### WHAT IS NEEDED
Report, as a bare number, how many lines of the material below contain the word "Output".

### INPUT ROWS
____________
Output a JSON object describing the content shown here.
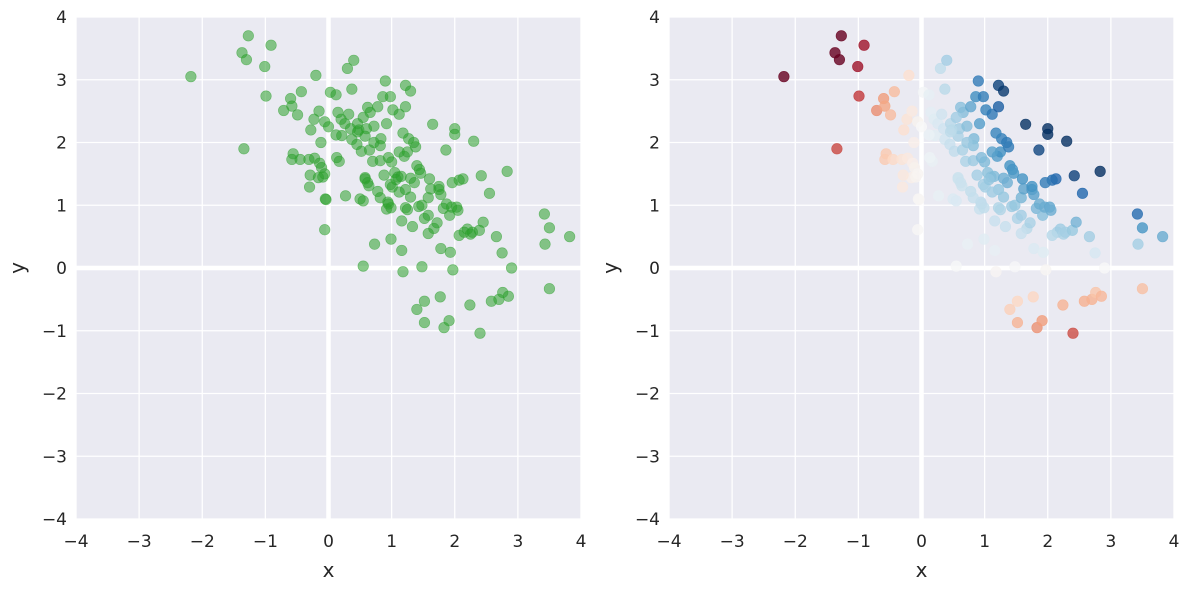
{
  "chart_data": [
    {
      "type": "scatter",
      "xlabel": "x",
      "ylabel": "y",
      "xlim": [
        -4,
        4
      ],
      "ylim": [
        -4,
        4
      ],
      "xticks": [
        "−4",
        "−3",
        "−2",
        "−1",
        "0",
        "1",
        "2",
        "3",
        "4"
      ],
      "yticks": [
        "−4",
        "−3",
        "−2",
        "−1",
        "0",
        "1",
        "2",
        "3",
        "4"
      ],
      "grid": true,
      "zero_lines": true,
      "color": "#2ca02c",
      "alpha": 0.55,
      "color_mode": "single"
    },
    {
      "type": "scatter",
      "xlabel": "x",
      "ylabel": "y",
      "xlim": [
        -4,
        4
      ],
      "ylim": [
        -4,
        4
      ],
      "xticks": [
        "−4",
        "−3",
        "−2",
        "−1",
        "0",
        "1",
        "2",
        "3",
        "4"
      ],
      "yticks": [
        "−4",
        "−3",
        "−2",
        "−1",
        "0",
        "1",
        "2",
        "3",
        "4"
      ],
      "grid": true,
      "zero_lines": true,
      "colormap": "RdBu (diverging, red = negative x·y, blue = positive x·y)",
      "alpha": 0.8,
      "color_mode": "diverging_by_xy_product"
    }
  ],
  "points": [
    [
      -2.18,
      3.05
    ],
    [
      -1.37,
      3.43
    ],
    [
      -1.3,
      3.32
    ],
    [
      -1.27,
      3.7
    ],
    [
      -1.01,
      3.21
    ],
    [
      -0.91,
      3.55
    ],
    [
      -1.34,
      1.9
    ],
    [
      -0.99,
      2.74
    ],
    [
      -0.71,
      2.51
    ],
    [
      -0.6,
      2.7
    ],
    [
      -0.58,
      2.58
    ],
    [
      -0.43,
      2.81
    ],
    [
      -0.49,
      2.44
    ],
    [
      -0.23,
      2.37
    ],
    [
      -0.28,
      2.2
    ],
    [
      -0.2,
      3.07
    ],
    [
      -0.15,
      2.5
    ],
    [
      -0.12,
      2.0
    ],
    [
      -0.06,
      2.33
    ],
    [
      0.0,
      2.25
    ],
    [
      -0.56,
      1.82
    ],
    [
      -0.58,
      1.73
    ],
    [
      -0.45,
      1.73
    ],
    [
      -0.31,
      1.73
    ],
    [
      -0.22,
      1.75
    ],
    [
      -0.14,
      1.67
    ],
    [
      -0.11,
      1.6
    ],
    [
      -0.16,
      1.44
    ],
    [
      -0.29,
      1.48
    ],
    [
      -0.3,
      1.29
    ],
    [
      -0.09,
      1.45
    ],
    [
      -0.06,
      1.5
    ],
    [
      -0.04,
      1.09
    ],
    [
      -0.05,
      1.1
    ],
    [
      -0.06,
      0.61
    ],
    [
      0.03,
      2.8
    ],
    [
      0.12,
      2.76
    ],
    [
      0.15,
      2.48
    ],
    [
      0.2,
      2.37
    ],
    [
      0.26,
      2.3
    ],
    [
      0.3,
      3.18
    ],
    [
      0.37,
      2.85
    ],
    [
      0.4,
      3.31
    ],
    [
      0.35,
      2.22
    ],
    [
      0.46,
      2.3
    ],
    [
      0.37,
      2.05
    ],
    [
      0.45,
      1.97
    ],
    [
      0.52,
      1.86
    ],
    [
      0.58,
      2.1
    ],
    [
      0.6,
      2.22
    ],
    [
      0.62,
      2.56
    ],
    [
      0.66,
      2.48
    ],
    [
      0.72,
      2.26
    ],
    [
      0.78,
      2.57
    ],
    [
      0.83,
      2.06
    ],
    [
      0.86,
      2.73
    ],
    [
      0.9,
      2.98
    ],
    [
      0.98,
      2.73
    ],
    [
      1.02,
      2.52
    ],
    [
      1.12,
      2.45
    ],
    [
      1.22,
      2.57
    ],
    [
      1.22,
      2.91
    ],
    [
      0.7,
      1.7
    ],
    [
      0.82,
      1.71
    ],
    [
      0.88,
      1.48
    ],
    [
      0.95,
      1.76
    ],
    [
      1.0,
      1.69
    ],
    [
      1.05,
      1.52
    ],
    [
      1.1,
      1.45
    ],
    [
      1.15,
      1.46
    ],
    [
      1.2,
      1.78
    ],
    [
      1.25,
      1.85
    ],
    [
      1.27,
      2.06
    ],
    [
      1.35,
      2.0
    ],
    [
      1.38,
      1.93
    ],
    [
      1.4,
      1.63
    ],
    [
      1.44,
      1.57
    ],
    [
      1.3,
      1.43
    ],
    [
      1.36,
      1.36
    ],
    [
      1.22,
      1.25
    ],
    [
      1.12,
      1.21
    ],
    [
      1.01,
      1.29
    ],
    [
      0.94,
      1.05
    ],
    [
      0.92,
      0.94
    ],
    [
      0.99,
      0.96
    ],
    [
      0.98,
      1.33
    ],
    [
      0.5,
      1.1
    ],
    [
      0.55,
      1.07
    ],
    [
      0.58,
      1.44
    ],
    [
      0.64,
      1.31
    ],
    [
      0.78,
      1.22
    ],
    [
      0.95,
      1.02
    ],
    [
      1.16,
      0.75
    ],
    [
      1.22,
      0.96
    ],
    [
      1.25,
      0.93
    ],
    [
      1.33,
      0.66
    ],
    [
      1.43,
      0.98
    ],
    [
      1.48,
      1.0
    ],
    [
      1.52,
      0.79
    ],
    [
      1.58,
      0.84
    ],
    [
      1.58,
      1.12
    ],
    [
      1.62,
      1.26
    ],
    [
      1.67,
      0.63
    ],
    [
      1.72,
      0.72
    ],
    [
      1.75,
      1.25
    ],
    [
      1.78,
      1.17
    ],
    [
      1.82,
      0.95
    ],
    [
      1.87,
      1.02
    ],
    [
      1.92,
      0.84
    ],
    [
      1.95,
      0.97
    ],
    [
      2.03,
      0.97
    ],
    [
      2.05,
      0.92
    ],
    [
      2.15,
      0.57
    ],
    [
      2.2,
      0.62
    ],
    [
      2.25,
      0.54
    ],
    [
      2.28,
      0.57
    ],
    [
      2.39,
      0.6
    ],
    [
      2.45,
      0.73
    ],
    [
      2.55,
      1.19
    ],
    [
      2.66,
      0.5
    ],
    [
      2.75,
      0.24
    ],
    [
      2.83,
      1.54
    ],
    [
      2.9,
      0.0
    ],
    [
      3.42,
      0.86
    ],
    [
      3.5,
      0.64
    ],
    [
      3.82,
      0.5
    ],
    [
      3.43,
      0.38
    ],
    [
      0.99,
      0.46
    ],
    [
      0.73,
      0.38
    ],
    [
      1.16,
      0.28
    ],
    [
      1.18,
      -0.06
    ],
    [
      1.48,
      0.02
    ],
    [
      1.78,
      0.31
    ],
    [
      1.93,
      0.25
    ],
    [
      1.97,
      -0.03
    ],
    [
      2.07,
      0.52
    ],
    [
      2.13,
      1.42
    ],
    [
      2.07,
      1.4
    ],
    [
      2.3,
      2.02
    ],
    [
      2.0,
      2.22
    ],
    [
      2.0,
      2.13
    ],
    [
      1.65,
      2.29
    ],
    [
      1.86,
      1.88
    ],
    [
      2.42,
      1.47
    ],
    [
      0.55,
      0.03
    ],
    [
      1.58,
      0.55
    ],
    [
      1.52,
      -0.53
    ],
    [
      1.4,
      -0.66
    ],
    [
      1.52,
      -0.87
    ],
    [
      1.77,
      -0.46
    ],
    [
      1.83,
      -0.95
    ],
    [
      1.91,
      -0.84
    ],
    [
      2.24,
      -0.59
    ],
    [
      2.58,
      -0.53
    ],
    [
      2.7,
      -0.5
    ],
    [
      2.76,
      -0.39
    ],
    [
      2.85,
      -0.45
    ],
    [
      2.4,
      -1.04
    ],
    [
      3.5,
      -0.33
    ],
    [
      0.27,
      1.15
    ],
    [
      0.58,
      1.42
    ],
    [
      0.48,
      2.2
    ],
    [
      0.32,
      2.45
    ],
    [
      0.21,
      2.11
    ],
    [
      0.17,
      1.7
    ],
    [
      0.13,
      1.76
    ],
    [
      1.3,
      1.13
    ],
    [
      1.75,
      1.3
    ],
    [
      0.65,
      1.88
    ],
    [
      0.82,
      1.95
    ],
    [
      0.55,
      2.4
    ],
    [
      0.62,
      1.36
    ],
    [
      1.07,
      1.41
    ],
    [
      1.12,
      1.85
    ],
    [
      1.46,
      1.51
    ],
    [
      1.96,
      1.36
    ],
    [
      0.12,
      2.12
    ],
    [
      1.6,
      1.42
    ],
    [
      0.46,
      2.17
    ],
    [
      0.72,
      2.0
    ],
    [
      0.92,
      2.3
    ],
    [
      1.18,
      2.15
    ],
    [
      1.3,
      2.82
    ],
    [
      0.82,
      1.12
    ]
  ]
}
____________
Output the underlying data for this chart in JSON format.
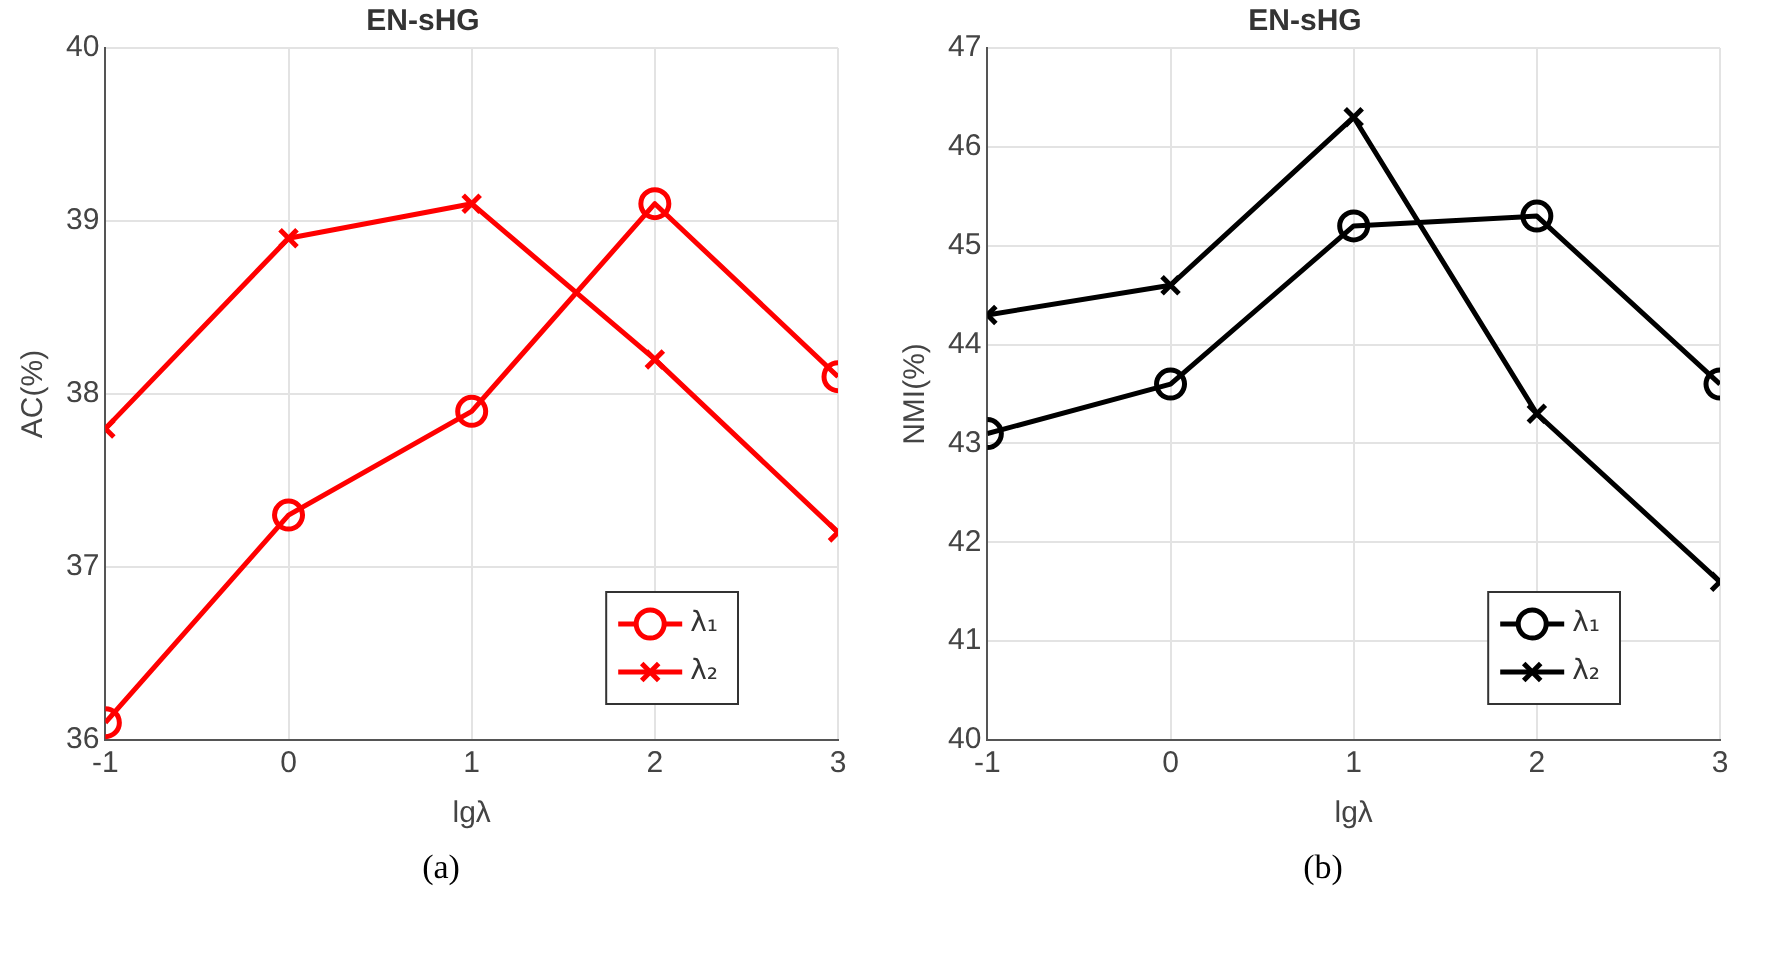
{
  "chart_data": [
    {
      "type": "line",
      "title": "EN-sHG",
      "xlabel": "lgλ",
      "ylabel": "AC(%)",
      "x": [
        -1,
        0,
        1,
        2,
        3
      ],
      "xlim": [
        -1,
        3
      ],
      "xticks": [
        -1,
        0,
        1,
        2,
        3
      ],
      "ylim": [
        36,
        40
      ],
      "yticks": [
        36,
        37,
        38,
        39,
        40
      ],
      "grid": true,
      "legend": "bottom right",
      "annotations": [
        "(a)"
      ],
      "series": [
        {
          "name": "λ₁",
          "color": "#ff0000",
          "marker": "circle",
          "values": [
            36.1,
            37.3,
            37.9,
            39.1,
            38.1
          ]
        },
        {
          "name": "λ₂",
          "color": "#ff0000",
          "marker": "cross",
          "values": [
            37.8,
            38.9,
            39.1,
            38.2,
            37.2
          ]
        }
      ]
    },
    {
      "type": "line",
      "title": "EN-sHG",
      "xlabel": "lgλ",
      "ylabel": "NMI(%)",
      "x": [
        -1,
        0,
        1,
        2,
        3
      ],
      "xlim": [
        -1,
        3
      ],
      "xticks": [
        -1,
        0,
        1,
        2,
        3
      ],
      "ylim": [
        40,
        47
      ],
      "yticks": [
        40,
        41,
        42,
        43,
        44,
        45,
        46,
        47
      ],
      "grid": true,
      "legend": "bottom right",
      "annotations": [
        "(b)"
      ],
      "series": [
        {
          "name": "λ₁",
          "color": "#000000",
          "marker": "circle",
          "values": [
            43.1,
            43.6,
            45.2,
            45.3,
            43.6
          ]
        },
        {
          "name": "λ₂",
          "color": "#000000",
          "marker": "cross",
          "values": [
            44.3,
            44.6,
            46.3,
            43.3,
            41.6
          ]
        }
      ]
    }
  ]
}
____________
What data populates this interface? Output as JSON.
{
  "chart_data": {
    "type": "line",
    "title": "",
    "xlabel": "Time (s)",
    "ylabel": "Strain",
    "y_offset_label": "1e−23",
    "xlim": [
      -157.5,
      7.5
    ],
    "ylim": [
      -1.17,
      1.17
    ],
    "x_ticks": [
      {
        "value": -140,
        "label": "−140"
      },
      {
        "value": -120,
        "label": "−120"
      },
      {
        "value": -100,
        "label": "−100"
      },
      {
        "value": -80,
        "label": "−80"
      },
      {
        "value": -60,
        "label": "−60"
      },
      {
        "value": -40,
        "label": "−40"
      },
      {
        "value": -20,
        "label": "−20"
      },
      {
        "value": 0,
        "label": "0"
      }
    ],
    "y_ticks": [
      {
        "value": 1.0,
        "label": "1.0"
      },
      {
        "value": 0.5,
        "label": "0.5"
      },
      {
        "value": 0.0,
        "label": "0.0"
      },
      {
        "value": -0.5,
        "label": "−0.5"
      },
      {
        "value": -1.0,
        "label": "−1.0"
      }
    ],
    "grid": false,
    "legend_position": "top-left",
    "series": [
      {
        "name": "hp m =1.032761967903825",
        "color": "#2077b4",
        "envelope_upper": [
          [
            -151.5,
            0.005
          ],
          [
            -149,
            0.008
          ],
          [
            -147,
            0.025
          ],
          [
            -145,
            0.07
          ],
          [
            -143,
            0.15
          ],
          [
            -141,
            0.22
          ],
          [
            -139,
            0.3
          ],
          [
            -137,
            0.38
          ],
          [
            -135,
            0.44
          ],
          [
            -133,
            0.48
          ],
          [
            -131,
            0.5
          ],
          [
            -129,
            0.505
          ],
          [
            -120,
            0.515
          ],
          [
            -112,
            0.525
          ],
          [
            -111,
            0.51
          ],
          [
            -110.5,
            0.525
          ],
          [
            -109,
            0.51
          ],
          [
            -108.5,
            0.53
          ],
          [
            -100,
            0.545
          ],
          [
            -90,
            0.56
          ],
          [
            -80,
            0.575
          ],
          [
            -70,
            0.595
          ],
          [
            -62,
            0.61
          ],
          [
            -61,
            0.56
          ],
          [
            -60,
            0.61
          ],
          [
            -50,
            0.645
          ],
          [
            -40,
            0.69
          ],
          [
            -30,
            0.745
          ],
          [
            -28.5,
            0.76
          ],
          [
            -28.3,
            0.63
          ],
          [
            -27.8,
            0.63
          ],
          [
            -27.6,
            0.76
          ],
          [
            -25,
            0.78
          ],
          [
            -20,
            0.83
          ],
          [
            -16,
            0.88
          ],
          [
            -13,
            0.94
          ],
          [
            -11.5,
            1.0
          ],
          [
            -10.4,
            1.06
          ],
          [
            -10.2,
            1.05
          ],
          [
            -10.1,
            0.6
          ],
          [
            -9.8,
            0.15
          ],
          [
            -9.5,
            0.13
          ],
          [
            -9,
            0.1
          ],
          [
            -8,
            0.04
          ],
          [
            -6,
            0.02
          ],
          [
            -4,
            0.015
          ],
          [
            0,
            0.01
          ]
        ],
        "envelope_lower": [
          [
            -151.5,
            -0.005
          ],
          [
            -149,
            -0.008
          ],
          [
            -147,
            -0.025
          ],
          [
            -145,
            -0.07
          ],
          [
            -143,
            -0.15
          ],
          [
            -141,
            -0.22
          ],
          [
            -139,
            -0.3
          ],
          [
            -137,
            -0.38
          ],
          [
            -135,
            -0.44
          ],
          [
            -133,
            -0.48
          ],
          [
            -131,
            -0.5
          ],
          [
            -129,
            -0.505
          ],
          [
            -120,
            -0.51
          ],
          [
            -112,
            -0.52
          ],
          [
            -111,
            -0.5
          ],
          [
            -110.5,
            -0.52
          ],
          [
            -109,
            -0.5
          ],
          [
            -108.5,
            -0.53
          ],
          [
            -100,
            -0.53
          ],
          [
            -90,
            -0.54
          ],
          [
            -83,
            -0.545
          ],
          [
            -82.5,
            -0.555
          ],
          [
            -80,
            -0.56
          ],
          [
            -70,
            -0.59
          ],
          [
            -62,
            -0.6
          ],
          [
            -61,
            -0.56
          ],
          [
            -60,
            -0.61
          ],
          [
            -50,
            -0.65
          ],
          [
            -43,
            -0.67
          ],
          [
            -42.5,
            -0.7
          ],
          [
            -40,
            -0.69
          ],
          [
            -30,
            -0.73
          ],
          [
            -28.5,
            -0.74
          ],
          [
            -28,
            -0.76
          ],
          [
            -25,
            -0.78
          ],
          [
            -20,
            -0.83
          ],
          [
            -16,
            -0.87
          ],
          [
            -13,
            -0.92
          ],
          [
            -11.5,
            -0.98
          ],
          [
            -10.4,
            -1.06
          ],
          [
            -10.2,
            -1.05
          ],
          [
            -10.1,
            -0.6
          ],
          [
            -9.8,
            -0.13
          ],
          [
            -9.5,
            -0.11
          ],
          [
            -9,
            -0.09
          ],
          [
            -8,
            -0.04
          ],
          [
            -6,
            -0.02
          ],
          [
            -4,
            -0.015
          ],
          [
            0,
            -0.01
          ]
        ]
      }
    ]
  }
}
____________
### EXERCISE ANSWER
3